What you are asked to do => Pull every line holding the string "March" from the records below.

BEGIN Records provided

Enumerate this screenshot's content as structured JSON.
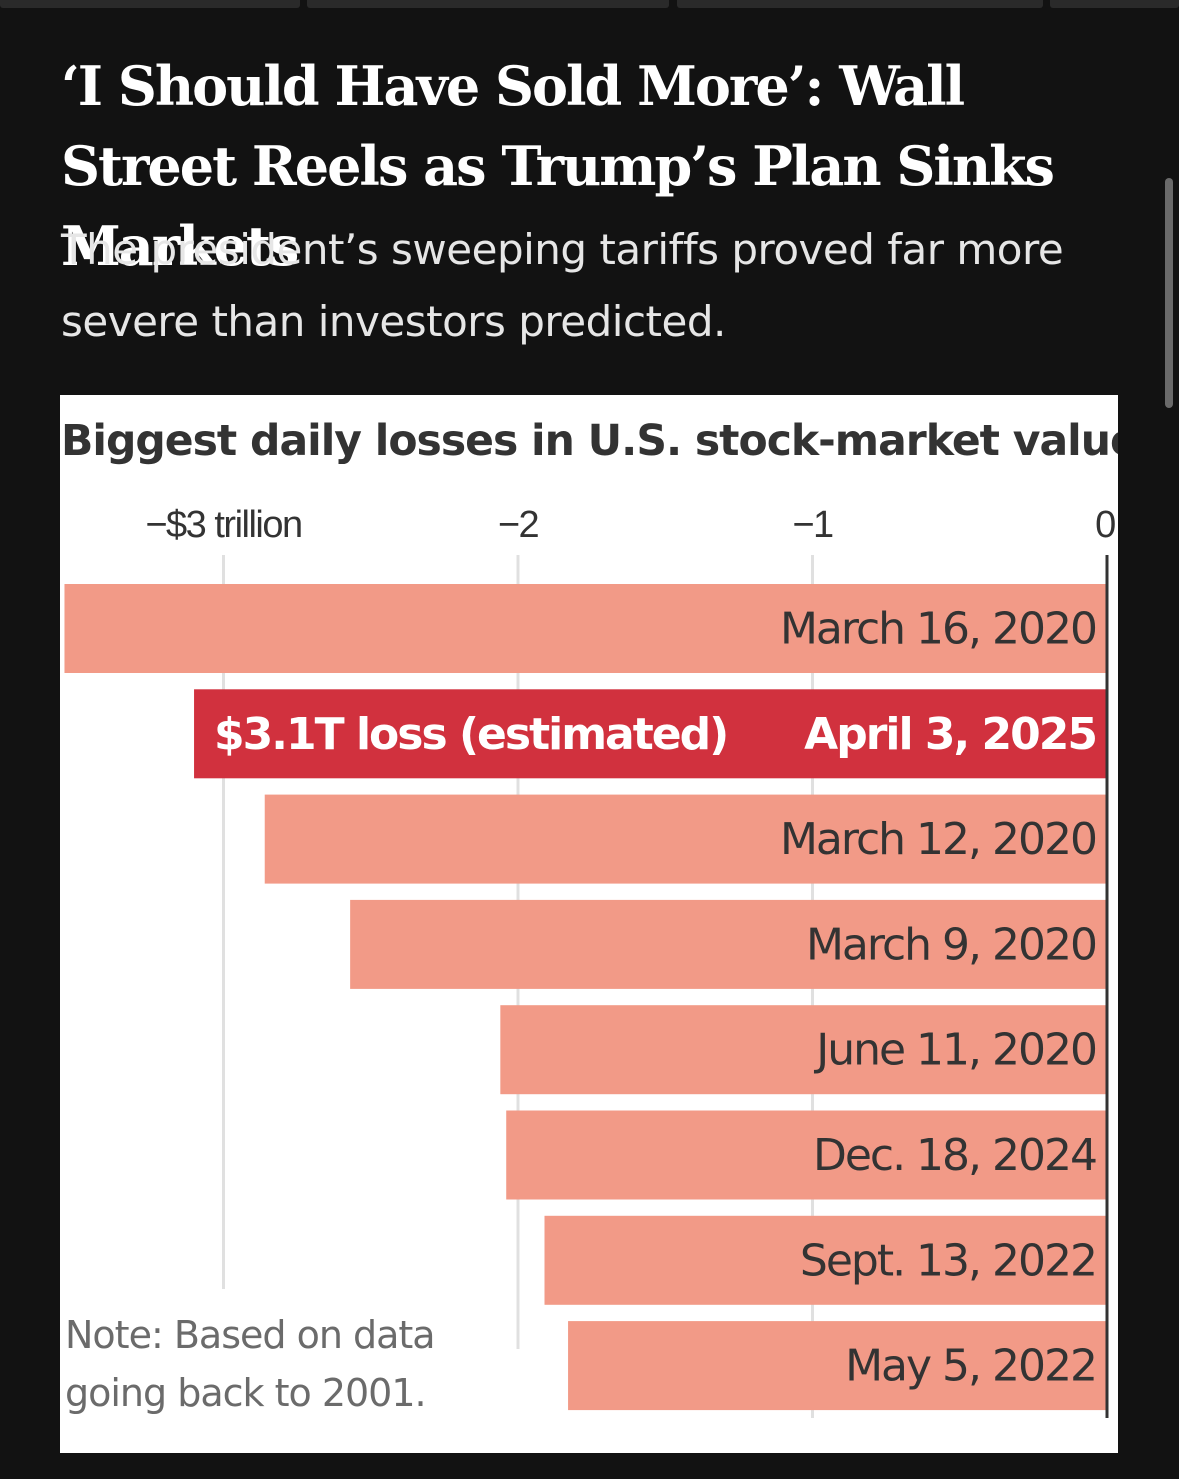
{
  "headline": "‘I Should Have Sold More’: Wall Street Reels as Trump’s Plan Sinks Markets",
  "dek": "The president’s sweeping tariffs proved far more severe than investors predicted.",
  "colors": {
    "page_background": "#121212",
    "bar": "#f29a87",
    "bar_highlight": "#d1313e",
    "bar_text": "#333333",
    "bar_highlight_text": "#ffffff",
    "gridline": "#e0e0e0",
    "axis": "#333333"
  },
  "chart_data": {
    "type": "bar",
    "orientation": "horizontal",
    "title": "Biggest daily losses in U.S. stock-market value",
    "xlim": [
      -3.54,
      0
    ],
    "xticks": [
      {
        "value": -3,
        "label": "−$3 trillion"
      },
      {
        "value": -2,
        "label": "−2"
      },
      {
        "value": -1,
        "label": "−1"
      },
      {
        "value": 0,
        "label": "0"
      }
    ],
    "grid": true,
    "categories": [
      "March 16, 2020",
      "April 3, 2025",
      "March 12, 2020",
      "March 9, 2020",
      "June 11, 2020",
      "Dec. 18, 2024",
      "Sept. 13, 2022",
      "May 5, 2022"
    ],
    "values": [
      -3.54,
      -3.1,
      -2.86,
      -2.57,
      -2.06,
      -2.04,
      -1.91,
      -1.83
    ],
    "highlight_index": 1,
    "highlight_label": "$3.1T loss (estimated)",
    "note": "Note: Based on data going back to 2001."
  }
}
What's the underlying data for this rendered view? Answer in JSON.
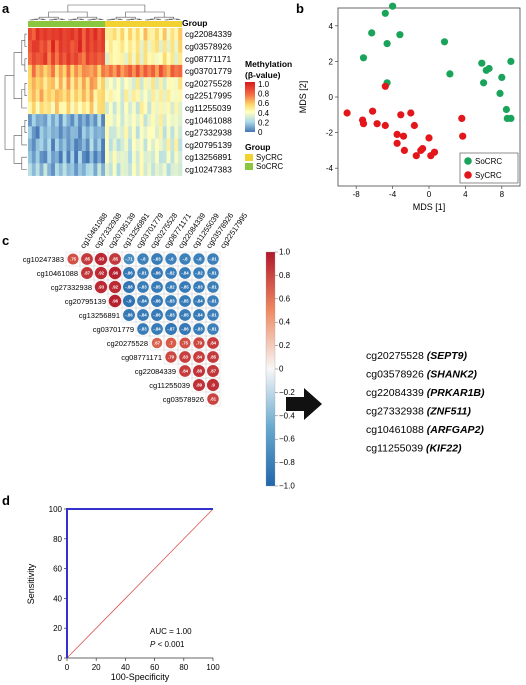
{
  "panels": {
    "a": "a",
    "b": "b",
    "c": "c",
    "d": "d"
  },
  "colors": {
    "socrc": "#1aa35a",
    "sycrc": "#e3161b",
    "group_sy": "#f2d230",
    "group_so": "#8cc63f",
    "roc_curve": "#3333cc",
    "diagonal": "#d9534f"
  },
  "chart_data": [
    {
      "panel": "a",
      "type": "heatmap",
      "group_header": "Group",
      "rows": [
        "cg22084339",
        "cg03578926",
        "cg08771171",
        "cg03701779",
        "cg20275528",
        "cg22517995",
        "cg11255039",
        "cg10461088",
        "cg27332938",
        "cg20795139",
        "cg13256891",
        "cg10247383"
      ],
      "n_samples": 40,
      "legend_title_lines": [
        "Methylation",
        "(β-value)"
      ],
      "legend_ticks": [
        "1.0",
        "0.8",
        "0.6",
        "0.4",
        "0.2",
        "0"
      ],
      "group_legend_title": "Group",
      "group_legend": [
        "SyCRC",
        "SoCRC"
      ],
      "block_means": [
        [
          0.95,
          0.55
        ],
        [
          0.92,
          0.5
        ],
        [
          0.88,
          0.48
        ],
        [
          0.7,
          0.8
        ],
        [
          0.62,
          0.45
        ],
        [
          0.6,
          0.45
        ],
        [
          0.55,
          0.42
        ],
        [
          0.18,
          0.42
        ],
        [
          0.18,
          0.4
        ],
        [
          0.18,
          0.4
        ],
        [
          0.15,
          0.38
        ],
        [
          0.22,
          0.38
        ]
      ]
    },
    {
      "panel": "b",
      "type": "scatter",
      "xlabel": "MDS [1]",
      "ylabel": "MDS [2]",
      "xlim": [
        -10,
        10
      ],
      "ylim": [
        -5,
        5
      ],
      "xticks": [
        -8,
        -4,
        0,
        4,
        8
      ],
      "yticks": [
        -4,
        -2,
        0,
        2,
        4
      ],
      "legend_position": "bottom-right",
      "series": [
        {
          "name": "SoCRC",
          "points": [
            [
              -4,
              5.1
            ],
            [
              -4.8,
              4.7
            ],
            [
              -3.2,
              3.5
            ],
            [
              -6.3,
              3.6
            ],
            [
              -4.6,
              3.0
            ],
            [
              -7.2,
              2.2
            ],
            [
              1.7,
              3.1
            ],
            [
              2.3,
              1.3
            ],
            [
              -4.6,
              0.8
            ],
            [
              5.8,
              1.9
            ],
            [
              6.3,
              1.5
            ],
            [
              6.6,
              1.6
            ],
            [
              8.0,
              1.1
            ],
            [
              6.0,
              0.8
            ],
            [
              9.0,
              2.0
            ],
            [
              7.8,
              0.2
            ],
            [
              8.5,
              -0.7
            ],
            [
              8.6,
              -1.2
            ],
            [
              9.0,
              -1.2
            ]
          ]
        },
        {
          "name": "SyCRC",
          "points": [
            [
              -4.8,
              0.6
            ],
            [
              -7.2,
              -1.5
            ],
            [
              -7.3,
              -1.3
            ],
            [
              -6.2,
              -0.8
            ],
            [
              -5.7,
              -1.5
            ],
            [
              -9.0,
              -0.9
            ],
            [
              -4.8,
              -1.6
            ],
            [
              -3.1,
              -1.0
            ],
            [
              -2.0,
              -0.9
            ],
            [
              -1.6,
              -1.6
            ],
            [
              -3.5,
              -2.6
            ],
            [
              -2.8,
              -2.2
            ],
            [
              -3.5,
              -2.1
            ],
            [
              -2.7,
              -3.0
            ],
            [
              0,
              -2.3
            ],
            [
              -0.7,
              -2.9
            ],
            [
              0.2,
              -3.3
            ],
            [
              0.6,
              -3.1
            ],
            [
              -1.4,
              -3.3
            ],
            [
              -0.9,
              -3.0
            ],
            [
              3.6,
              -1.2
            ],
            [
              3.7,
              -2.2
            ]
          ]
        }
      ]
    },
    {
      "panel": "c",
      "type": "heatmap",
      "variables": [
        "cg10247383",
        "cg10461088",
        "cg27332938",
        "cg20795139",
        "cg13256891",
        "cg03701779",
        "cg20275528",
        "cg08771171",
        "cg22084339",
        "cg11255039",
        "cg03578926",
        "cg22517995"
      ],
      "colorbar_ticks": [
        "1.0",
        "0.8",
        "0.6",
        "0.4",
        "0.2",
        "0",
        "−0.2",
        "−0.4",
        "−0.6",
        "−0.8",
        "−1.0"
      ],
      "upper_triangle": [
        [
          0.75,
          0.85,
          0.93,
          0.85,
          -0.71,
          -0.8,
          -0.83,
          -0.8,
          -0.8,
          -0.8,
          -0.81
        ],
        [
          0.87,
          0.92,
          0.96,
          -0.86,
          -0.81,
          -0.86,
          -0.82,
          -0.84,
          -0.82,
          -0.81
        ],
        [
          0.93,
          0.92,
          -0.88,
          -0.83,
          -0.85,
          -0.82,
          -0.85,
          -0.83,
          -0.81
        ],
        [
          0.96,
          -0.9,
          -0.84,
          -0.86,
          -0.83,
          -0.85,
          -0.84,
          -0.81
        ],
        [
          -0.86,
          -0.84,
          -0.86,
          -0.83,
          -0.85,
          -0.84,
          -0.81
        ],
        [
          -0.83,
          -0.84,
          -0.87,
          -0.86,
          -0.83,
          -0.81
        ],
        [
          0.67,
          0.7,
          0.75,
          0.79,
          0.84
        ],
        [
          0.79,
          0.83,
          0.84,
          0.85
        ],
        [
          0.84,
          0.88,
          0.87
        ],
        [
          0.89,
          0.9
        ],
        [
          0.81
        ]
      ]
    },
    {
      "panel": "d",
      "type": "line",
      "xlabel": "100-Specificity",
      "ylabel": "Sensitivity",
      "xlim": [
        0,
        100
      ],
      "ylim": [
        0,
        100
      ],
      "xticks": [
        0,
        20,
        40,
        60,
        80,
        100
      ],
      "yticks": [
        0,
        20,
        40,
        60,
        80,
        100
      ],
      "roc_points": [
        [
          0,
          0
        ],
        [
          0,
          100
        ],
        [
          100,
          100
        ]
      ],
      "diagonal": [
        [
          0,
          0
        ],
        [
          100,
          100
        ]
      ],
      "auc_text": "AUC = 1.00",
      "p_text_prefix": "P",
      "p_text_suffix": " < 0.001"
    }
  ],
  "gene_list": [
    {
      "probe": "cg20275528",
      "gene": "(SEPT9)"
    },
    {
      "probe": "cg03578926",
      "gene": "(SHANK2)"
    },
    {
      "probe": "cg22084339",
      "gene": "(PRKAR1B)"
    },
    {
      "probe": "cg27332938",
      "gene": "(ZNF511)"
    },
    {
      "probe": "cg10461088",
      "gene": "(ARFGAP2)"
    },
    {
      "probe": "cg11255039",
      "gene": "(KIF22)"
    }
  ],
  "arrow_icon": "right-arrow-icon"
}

END Records provided

Correct response =>
      "March 16, 2020",
      "March 12, 2020",
      "March 9, 2020",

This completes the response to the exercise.